--- Start MATERIAL FOR THIS TASK ---

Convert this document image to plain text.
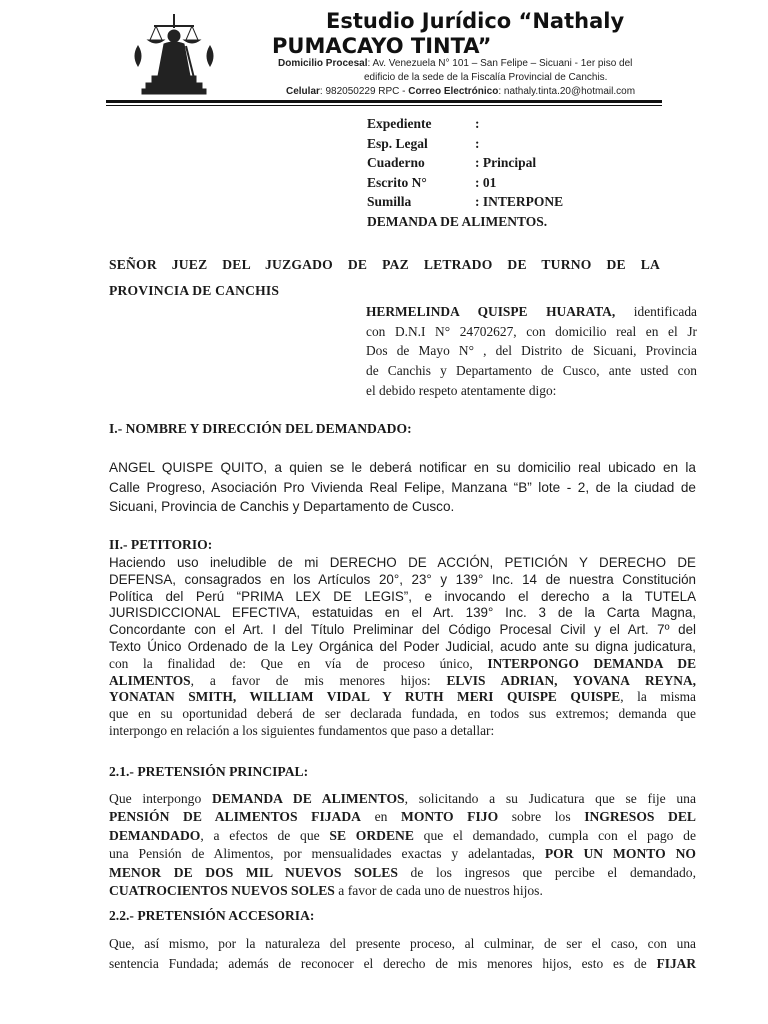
Estudio Jurídico “Nathaly
PUMACAYO TINTA”
Domicilio Procesal: Av. Venezuela N° 101 – San Felipe – Sicuani - 1er piso del
edificio de la sede de la Fiscalía Provincial de Canchis.
Celular: 982050229 RPC - Correo Electrónico: nathaly.tinta.20@hotmail.com
Expediente	:
Esp. Legal	:
Cuaderno	: Principal
Escrito N°	: 01
Sumilla	: INTERPONE
DEMANDA DE ALIMENTOS.
SEÑOR JUEZ DEL JUZGADO DE PAZ LETRADO DE TURNO DE LA
PROVINCIA DE CANCHIS
HERMELINDA QUISPE HUARATA, identificada
con D.N.I N° 24702627, con domicilio real en el Jr
Dos de Mayo N° , del Distrito de Sicuani, Provincia
de Canchis y Departamento de Cusco, ante usted con
el debido respeto atentamente digo:
I.- NOMBRE Y DIRECCIÓN DEL DEMANDADO:
ANGEL QUISPE QUITO, a quien se le deberá notificar en su domicilio real ubicado en la
Calle Progreso, Asociación Pro Vivienda Real Felipe, Manzana “B” lote - 2, de la ciudad de
Sicuani, Provincia de Canchis y Departamento de Cusco.
II.- PETITORIO:
Haciendo uso ineludible de mi DERECHO DE ACCIÓN, PETICIÓN Y DERECHO DE
DEFENSA, consagrados en los Artículos 20°, 23° y 139° Inc. 14 de nuestra Constitución
Política del Perú “PRIMA LEX DE LEGIS”, e invocando el derecho a la TUTELA
JURISDICCIONAL EFECTIVA, estatuidas en el Art. 139° Inc. 3 de la Carta Magna,
Concordante con el Art. I del Título Preliminar del Código Procesal Civil y el Art. 7º del
Texto Único Ordenado de la Ley Orgánica del Poder Judicial, acudo ante su digna judicatura,
con la finalidad de: Que en vía de proceso único, INTERPONGO DEMANDA DE
ALIMENTOS, a favor de mis menores hijos: ELVIS ADRIAN, YOVANA REYNA,
YONATAN SMITH, WILLIAM VIDAL Y RUTH MERI QUISPE QUISPE, la misma
que en su oportunidad deberá de ser declarada fundada, en todos sus extremos; demanda que
interpongo en relación a los siguientes fundamentos que paso a detallar:
2.1.- PRETENSIÓN PRINCIPAL:
Que interpongo DEMANDA DE ALIMENTOS, solicitando a su Judicatura que se fije una
PENSIÓN DE ALIMENTOS FIJADA en MONTO FIJO sobre los INGRESOS DEL
DEMANDADO, a efectos de que SE ORDENE que el demandado, cumpla con el pago de
una Pensión de Alimentos, por mensualidades exactas y adelantadas, POR UN MONTO NO
MENOR DE DOS MIL NUEVOS SOLES de los ingresos que percibe el demandado,
CUATROCIENTOS NUEVOS SOLES a favor de cada uno de nuestros hijos.
2.2.- PRETENSIÓN ACCESORIA:
Que, así mismo, por la naturaleza del presente proceso, al culminar, de ser el caso, con una
sentencia Fundada; además de reconocer el derecho de mis menores hijos, esto es de FIJAR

--- End MATERIAL FOR THIS TASK ---

* EXERCISE TASK: Filter the records above for "NUEVOS" and copy every matching line.

* ANSWER IN FULL:
MENOR DE DOS MIL NUEVOS SOLES de los ingresos que percibe el demandado,
CUATROCIENTOS NUEVOS SOLES a favor de cada uno de nuestros hijos.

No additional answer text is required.